TASK TO CARRY OUT:
Do not copy the pictures; transcribe all other material exactly.

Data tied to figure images
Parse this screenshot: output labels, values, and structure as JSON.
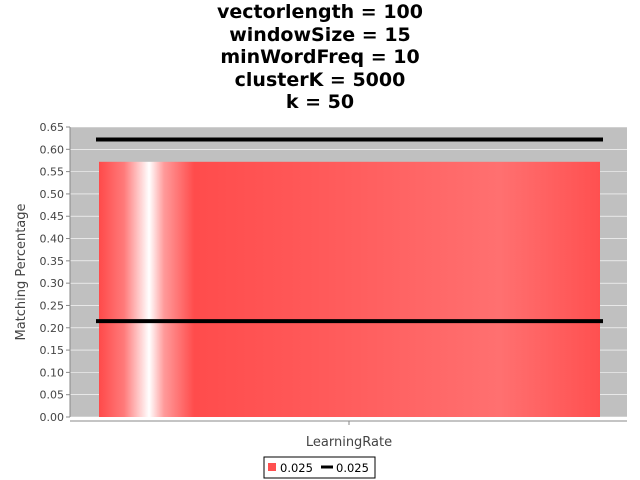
{
  "chart_data": {
    "type": "bar",
    "title_lines": [
      "vectorlength = 100",
      "windowSize = 15",
      "minWordFreq = 10",
      "clusterK = 5000",
      "k = 50"
    ],
    "xlabel": "LearningRate",
    "ylabel": "Matching Percentage",
    "ylim": [
      0,
      0.65
    ],
    "yticks": [
      "0.00",
      "0.05",
      "0.10",
      "0.15",
      "0.20",
      "0.25",
      "0.30",
      "0.35",
      "0.40",
      "0.45",
      "0.50",
      "0.55",
      "0.60",
      "0.65"
    ],
    "categories": [
      ""
    ],
    "series": [
      {
        "name": "0.025",
        "kind": "bar",
        "values": [
          0.572
        ]
      }
    ],
    "interval": {
      "name": "0.025",
      "low": 0.215,
      "high": 0.622
    },
    "legend": [
      "0.025",
      "0.025"
    ],
    "legend_position": "bottom",
    "grid": true,
    "colors": {
      "bar": "#ff5050",
      "plot_bg": "#c0c0c0",
      "interval_line": "#000000"
    }
  }
}
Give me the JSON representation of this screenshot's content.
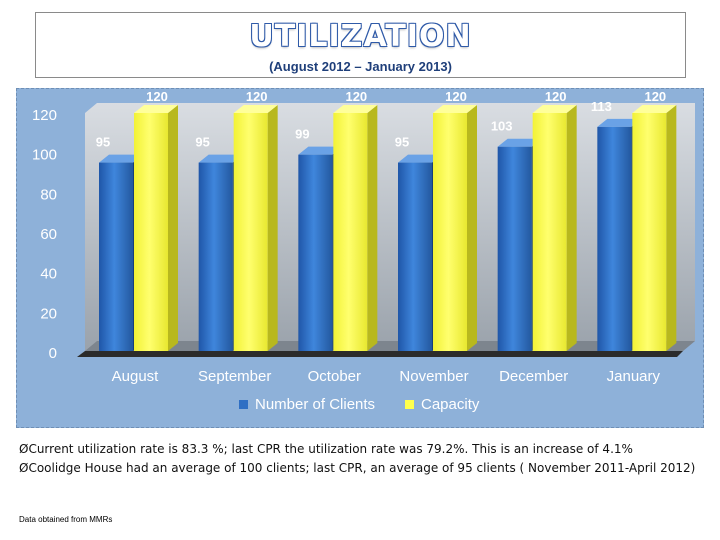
{
  "title": {
    "main": "UTILIZATION",
    "subtitle": "(August 2012 – January 2013)"
  },
  "colors": {
    "panel_bg": "#8eb1d9",
    "clients_bar": "#2f6fc4",
    "capacity_bar": "#ffff4d",
    "title_outline": "#2f5aa8"
  },
  "chart_data": {
    "type": "bar",
    "title": "UTILIZATION",
    "subtitle": "(August 2012 – January 2013)",
    "categories": [
      "August",
      "September",
      "October",
      "November",
      "December",
      "January"
    ],
    "series": [
      {
        "name": "Number of Clients",
        "values": [
          95,
          95,
          99,
          95,
          103,
          113
        ]
      },
      {
        "name": "Capacity",
        "values": [
          120,
          120,
          120,
          120,
          120,
          120
        ]
      }
    ],
    "yticks": [
      "0",
      "20",
      "40",
      "60",
      "80",
      "100",
      "120"
    ],
    "ylim": [
      0,
      120
    ],
    "xlabel": "",
    "ylabel": "",
    "legend_position": "bottom",
    "style": "3d-columns"
  },
  "notes": [
    "ØCurrent utilization rate is 83.3 %; last CPR the utilization rate was 79.2%. This is an increase of 4.1%",
    "ØCoolidge House had an average of 100 clients; last CPR, an average of 95 clients ( November 2011-April 2012)"
  ],
  "source_note": "Data obtained from MMRs"
}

RESULT FOR THIS TASK:
Parse this screenshot: output labels, values, and structure as JSON.
{
  "chart_data": {
    "type": "bar",
    "title_lines": [
      "vectorlength = 100",
      "windowSize = 15",
      "minWordFreq = 10",
      "clusterK = 5000",
      "k = 50"
    ],
    "xlabel": "LearningRate",
    "ylabel": "Matching Percentage",
    "ylim": [
      0,
      0.65
    ],
    "yticks": [
      "0.00",
      "0.05",
      "0.10",
      "0.15",
      "0.20",
      "0.25",
      "0.30",
      "0.35",
      "0.40",
      "0.45",
      "0.50",
      "0.55",
      "0.60",
      "0.65"
    ],
    "categories": [
      ""
    ],
    "series": [
      {
        "name": "0.025",
        "kind": "bar",
        "values": [
          0.572
        ]
      }
    ],
    "interval": {
      "name": "0.025",
      "low": 0.215,
      "high": 0.622
    },
    "legend": [
      "0.025",
      "0.025"
    ],
    "legend_position": "bottom",
    "grid": true,
    "colors": {
      "bar": "#ff5050",
      "plot_bg": "#c0c0c0",
      "interval_line": "#000000"
    }
  }
}
Give me the JSON representation of this screenshot's content.
{
  "title": {
    "main": "UTILIZATION",
    "subtitle": "(August 2012 – January 2013)"
  },
  "colors": {
    "panel_bg": "#8eb1d9",
    "clients_bar": "#2f6fc4",
    "capacity_bar": "#ffff4d",
    "title_outline": "#2f5aa8"
  },
  "chart_data": {
    "type": "bar",
    "title": "UTILIZATION",
    "subtitle": "(August 2012 – January 2013)",
    "categories": [
      "August",
      "September",
      "October",
      "November",
      "December",
      "January"
    ],
    "series": [
      {
        "name": "Number of Clients",
        "values": [
          95,
          95,
          99,
          95,
          103,
          113
        ]
      },
      {
        "name": "Capacity",
        "values": [
          120,
          120,
          120,
          120,
          120,
          120
        ]
      }
    ],
    "yticks": [
      "0",
      "20",
      "40",
      "60",
      "80",
      "100",
      "120"
    ],
    "ylim": [
      0,
      120
    ],
    "xlabel": "",
    "ylabel": "",
    "legend_position": "bottom",
    "style": "3d-columns"
  },
  "notes": [
    "ØCurrent utilization rate is 83.3 %; last CPR the utilization rate was 79.2%. This is an increase of 4.1%",
    "ØCoolidge House had an average of 100 clients; last CPR, an average of 95 clients ( November 2011-April 2012)"
  ],
  "source_note": "Data obtained from MMRs"
}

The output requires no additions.